** Start of MATERIAL PROVIDED **
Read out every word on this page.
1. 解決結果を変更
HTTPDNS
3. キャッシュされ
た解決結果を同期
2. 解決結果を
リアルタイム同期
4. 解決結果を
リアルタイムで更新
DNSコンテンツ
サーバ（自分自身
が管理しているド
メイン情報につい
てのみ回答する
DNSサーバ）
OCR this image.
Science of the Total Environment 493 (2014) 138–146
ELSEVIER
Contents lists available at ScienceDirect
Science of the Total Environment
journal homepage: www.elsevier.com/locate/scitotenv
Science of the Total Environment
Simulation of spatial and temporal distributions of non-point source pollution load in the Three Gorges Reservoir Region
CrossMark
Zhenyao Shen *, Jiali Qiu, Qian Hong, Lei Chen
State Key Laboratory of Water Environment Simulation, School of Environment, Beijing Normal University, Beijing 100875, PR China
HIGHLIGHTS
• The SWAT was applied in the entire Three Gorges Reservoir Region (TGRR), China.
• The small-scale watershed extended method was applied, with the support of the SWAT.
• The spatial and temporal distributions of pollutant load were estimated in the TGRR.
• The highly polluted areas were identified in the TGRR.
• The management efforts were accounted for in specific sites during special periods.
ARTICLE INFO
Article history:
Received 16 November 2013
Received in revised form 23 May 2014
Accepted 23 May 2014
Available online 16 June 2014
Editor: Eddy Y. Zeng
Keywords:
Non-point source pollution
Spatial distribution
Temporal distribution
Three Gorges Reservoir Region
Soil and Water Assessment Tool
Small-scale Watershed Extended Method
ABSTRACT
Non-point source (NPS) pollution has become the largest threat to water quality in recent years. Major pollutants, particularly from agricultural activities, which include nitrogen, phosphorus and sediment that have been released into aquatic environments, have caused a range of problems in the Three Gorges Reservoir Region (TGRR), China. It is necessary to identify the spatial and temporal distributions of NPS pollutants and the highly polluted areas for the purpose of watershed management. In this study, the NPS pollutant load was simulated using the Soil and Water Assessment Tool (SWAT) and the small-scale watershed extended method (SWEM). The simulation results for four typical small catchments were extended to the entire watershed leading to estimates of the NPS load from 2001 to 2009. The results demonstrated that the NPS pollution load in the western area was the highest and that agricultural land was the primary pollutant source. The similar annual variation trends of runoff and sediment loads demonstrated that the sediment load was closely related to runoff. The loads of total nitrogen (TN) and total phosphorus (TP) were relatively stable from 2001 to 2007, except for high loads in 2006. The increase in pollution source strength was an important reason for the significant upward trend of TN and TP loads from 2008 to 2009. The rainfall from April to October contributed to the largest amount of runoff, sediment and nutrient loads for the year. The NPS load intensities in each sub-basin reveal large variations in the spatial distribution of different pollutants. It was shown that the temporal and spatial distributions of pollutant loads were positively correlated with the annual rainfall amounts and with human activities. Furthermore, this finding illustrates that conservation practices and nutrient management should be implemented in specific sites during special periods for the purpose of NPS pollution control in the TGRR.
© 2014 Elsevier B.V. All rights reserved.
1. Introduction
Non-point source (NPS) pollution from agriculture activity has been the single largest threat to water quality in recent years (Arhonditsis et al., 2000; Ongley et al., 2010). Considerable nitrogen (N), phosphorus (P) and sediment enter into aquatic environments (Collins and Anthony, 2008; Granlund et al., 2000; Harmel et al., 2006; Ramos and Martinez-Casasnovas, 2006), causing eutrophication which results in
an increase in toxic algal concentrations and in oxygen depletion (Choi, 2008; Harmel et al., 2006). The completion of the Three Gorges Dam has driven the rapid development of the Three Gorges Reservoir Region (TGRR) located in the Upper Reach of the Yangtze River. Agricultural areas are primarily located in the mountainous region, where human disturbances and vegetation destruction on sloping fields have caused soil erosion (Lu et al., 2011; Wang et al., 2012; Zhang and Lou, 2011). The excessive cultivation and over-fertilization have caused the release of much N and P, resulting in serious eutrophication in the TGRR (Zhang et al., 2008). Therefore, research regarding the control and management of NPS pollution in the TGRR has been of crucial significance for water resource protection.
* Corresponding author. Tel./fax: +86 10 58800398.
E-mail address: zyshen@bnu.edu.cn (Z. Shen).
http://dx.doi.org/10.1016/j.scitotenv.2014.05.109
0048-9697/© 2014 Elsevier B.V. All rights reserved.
** End of MATERIAL PROVIDED **
TASK OBJECTIVE.
Generate an exact reproduction of all entries.

WRITTEN ANSWER.
Read out every word on this page.
1. 解決結果を変更
HTTPDNS
3. キャッシュされ
た解決結果を同期
2. 解決結果を
リアルタイム同期
4. 解決結果を
リアルタイムで更新
DNSコンテンツ
サーバ（自分自身
が管理しているド
メイン情報につい
てのみ回答する
DNSサーバ）
OCR this image.
Science of the Total Environment 493 (2014) 138–146
ELSEVIER
Contents lists available at ScienceDirect
Science of the Total Environment
journal homepage: www.elsevier.com/locate/scitotenv
Science of the Total Environment
Simulation of spatial and temporal distributions of non-point source pollution load in the Three Gorges Reservoir Region
CrossMark
Zhenyao Shen *, Jiali Qiu, Qian Hong, Lei Chen
State Key Laboratory of Water Environment Simulation, School of Environment, Beijing Normal University, Beijing 100875, PR China
HIGHLIGHTS
• The SWAT was applied in the entire Three Gorges Reservoir Region (TGRR), China.
• The small-scale watershed extended method was applied, with the support of the SWAT.
• The spatial and temporal distributions of pollutant load were estimated in the TGRR.
• The highly polluted areas were identified in the TGRR.
• The management efforts were accounted for in specific sites during special periods.
ARTICLE INFO
Article history:
Received 16 November 2013
Received in revised form 23 May 2014
Accepted 23 May 2014
Available online 16 June 2014
Editor: Eddy Y. Zeng
Keywords:
Non-point source pollution
Spatial distribution
Temporal distribution
Three Gorges Reservoir Region
Soil and Water Assessment Tool
Small-scale Watershed Extended Method
ABSTRACT
Non-point source (NPS) pollution has become the largest threat to water quality in recent years. Major pollutants, particularly from agricultural activities, which include nitrogen, phosphorus and sediment that have been released into aquatic environments, have caused a range of problems in the Three Gorges Reservoir Region (TGRR), China. It is necessary to identify the spatial and temporal distributions of NPS pollutants and the highly polluted areas for the purpose of watershed management. In this study, the NPS pollutant load was simulated using the Soil and Water Assessment Tool (SWAT) and the small-scale watershed extended method (SWEM). The simulation results for four typical small catchments were extended to the entire watershed leading to estimates of the NPS load from 2001 to 2009. The results demonstrated that the NPS pollution load in the western area was the highest and that agricultural land was the primary pollutant source. The similar annual variation trends of runoff and sediment loads demonstrated that the sediment load was closely related to runoff. The loads of total nitrogen (TN) and total phosphorus (TP) were relatively stable from 2001 to 2007, except for high loads in 2006. The increase in pollution source strength was an important reason for the significant upward trend of TN and TP loads from 2008 to 2009. The rainfall from April to October contributed to the largest amount of runoff, sediment and nutrient loads for the year. The NPS load intensities in each sub-basin reveal large variations in the spatial distribution of different pollutants. It was shown that the temporal and spatial distributions of pollutant loads were positively correlated with the annual rainfall amounts and with human activities. Furthermore, this finding illustrates that conservation practices and nutrient management should be implemented in specific sites during special periods for the purpose of NPS pollution control in the TGRR.
© 2014 Elsevier B.V. All rights reserved.
1. Introduction
Non-point source (NPS) pollution from agriculture activity has been the single largest threat to water quality in recent years (Arhonditsis et al., 2000; Ongley et al., 2010). Considerable nitrogen (N), phosphorus (P) and sediment enter into aquatic environments (Collins and Anthony, 2008; Granlund et al., 2000; Harmel et al., 2006; Ramos and Martinez-Casasnovas, 2006), causing eutrophication which results in
an increase in toxic algal concentrations and in oxygen depletion (Choi, 2008; Harmel et al., 2006). The completion of the Three Gorges Dam has driven the rapid development of the Three Gorges Reservoir Region (TGRR) located in the Upper Reach of the Yangtze River. Agricultural areas are primarily located in the mountainous region, where human disturbances and vegetation destruction on sloping fields have caused soil erosion (Lu et al., 2011; Wang et al., 2012; Zhang and Lou, 2011). The excessive cultivation and over-fertilization have caused the release of much N and P, resulting in serious eutrophication in the TGRR (Zhang et al., 2008). Therefore, research regarding the control and management of NPS pollution in the TGRR has been of crucial significance for water resource protection.
* Corresponding author. Tel./fax: +86 10 58800398.
E-mail address: zyshen@bnu.edu.cn (Z. Shen).
http://dx.doi.org/10.1016/j.scitotenv.2014.05.109
0048-9697/© 2014 Elsevier B.V. All rights reserved.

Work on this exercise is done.